(Collection entries)
********************

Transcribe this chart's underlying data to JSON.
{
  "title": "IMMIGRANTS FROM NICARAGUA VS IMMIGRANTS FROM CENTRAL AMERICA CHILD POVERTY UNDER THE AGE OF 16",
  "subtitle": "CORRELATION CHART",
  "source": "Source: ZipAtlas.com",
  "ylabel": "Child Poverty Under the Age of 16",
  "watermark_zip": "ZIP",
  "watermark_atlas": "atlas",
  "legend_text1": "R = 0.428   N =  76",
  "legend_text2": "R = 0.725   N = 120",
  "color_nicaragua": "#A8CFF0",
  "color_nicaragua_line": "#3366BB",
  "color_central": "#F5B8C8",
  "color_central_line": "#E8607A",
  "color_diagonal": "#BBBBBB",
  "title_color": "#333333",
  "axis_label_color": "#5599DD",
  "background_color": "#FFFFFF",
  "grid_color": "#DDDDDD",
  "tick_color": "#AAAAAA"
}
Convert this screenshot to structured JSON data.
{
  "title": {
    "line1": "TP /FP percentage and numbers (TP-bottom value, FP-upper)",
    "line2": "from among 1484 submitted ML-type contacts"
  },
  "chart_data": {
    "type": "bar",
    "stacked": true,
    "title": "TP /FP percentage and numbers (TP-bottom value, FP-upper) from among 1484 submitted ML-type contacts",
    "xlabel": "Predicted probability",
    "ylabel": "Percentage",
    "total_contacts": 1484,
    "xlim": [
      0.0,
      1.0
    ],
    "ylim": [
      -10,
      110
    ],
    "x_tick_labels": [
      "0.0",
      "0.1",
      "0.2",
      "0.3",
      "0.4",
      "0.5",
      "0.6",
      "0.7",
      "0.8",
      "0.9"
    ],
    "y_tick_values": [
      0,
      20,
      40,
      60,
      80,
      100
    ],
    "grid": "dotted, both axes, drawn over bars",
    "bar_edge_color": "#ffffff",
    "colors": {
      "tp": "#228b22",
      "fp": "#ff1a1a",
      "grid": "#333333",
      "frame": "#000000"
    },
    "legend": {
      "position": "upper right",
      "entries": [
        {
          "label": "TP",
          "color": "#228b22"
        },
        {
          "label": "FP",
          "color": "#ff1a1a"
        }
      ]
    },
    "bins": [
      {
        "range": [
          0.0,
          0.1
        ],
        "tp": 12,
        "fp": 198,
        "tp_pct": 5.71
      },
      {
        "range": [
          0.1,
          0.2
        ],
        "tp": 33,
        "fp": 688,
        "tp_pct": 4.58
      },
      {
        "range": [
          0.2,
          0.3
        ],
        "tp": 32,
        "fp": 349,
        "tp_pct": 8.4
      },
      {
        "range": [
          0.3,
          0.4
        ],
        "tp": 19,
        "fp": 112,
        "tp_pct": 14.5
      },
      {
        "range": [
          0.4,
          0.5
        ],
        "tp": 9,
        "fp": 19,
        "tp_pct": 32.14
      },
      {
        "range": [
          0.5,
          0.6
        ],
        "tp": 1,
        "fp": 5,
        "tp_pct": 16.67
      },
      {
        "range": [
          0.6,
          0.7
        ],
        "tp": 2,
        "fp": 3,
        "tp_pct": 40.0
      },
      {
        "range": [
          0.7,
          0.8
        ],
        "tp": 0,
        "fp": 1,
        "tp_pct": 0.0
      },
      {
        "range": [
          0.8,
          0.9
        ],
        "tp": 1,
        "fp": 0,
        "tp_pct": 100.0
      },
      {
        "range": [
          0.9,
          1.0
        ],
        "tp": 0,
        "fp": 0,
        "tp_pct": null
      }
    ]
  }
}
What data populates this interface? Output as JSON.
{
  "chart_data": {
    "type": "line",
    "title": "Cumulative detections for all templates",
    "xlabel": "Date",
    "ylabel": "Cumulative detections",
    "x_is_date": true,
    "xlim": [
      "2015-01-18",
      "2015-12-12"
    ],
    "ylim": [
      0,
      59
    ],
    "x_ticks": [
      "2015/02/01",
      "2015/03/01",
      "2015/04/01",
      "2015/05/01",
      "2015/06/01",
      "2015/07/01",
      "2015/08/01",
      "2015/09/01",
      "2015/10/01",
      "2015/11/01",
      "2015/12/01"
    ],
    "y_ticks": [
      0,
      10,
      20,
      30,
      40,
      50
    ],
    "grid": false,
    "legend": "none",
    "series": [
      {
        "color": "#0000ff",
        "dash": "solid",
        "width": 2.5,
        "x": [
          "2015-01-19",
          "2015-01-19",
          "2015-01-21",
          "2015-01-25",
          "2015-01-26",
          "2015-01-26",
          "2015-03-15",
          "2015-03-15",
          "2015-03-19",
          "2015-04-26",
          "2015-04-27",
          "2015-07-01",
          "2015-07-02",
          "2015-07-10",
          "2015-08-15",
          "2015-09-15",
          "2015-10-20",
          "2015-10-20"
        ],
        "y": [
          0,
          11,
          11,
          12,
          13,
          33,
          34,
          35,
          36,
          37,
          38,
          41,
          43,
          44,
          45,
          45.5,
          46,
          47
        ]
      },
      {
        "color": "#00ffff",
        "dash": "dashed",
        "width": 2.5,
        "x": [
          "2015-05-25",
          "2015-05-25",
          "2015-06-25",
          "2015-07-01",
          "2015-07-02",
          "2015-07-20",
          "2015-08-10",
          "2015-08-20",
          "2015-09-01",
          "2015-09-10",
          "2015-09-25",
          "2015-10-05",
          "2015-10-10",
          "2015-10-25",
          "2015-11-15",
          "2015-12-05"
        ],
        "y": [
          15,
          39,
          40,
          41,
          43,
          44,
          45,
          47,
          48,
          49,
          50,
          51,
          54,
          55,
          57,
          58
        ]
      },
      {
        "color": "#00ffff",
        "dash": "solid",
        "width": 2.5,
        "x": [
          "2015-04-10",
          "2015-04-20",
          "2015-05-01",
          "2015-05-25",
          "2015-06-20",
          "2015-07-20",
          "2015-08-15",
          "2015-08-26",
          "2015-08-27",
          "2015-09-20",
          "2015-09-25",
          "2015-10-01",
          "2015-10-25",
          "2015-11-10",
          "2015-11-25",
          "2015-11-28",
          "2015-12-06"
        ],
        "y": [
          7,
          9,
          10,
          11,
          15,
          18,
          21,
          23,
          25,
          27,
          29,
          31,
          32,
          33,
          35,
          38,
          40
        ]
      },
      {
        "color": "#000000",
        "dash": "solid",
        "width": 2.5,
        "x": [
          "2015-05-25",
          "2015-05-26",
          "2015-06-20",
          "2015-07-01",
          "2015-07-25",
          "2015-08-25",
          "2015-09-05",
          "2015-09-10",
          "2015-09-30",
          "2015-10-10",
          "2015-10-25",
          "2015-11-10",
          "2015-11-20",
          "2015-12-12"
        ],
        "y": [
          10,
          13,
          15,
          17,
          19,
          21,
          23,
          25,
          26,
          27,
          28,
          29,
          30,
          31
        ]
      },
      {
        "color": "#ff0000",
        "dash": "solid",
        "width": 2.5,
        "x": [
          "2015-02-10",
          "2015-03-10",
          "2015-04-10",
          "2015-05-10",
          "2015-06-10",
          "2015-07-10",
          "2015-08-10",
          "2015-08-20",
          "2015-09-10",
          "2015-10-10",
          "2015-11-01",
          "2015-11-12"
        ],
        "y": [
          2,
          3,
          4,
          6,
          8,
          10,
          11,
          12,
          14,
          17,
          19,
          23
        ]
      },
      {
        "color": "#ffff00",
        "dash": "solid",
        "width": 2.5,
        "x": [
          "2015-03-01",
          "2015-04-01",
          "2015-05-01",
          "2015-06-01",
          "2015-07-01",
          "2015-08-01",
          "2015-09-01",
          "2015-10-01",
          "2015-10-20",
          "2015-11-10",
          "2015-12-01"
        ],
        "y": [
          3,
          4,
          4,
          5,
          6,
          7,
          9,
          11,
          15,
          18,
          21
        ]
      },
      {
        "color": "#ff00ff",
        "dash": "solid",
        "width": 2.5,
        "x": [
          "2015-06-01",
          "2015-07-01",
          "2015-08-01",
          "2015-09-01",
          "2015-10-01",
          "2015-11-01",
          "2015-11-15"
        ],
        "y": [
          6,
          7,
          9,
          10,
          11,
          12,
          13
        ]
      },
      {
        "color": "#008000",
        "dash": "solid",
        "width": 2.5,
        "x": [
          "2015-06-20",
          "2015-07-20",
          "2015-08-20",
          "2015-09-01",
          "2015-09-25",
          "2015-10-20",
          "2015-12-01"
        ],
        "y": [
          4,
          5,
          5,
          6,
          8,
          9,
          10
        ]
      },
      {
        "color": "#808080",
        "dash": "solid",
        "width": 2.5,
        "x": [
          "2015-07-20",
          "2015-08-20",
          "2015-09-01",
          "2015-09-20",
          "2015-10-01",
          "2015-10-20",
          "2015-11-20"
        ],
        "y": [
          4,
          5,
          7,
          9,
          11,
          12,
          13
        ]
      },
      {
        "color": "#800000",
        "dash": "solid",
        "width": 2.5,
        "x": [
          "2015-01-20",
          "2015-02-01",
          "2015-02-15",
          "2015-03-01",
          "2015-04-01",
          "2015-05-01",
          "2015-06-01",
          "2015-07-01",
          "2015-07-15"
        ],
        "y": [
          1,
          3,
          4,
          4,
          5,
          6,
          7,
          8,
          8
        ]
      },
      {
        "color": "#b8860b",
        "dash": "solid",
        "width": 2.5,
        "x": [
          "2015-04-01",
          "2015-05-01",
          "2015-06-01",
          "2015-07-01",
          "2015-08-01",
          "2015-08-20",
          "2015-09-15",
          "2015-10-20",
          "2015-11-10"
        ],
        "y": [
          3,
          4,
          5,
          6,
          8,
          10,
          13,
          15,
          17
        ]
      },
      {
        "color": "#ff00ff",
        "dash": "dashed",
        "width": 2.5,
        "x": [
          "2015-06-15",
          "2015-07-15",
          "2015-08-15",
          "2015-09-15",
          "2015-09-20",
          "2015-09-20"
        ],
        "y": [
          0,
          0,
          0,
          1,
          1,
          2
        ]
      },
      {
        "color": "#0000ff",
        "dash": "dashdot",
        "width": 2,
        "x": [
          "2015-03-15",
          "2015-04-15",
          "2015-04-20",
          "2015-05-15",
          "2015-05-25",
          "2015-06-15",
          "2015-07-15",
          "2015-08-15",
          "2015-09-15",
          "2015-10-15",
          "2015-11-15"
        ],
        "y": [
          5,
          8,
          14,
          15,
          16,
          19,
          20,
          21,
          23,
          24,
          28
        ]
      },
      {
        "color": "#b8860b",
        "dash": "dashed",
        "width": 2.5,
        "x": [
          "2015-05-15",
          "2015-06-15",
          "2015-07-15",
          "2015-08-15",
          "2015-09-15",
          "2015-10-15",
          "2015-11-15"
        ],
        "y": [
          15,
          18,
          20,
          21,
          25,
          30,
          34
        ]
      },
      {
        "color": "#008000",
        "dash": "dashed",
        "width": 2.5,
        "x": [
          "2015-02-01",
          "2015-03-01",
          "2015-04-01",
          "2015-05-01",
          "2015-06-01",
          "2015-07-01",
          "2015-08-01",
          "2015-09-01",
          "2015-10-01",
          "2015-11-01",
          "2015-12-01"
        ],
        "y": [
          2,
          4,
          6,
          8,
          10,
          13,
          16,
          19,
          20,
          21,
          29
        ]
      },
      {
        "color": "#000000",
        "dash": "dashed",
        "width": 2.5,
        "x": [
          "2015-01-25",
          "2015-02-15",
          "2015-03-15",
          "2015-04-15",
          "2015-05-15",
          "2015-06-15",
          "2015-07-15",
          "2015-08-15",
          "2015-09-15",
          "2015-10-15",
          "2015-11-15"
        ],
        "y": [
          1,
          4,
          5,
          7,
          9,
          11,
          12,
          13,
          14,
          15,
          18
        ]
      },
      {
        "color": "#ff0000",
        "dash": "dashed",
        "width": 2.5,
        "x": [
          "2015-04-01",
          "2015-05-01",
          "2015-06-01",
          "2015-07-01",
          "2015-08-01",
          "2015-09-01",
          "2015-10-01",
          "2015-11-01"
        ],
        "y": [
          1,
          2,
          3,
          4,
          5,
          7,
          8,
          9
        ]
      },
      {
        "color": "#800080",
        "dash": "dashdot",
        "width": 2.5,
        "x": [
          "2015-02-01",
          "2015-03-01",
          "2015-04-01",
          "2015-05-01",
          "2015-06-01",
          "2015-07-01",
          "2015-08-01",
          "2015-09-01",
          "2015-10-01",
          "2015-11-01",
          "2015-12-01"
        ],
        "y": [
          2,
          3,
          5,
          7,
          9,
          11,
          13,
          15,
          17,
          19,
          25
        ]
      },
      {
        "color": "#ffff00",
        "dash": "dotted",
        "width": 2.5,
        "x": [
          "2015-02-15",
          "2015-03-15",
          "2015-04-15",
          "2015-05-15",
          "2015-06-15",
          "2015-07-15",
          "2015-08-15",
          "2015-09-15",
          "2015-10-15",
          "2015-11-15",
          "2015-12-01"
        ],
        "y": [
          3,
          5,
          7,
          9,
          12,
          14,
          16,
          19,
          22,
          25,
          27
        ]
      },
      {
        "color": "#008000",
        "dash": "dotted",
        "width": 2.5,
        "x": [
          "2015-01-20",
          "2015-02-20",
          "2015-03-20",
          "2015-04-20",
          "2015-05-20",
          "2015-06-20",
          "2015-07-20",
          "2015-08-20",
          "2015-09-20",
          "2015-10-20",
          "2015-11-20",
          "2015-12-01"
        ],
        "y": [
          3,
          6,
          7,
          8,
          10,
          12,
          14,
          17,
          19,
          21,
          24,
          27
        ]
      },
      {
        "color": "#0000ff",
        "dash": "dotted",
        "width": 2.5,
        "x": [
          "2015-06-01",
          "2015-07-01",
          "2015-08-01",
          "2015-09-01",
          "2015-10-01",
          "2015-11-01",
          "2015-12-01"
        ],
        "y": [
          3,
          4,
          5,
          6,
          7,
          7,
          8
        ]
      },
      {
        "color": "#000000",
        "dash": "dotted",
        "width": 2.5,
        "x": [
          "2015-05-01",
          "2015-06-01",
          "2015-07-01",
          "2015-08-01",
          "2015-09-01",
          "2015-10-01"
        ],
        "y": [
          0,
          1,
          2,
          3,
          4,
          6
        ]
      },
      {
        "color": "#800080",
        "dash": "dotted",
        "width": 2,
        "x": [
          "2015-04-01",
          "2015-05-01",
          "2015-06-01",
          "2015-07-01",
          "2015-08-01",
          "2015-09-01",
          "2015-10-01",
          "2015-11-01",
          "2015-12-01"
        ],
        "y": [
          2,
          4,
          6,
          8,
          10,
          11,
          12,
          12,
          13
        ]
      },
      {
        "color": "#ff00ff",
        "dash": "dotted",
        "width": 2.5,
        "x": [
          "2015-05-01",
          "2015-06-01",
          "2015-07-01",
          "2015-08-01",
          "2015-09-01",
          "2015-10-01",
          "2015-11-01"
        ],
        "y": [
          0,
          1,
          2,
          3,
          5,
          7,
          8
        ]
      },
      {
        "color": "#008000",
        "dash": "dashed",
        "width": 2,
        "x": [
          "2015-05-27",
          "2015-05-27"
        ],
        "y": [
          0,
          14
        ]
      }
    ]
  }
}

********************

| Given problem |
Find each line that has the word "numbers", then copy it out.

| Exercise solution |
    "line1": "TP /FP percentage and numbers (TP-bottom value, FP-upper)",
    "title": "TP /FP percentage and numbers (TP-bottom value, FP-upper) from among 1484 submitted ML-type contacts",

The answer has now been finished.